What you need to do:
Among the lines below, list those containing the string "Glanerbrug".

Records to process:
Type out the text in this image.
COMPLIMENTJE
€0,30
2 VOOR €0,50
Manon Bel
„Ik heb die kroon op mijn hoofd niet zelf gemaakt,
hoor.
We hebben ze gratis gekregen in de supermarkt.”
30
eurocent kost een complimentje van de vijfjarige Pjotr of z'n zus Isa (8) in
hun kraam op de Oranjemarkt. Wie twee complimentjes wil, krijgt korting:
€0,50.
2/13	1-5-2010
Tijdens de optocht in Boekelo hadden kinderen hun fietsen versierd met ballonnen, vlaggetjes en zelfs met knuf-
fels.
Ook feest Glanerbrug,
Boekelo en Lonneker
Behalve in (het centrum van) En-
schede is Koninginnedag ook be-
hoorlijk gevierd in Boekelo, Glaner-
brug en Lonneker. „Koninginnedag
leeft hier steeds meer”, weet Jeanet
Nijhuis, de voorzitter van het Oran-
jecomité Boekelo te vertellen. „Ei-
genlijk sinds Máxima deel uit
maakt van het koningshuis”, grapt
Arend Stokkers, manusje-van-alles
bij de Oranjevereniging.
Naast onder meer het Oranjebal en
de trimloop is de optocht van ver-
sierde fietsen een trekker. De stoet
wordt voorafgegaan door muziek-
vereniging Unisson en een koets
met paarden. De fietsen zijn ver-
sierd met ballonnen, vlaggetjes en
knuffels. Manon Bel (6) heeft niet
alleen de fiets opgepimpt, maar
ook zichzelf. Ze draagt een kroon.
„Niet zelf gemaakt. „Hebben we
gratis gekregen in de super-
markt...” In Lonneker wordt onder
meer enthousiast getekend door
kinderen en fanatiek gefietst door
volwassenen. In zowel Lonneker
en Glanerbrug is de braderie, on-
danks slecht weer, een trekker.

Solution to this exercise:
Ook feest Glanerbrug,
en Glanerbrug is de braderie, on-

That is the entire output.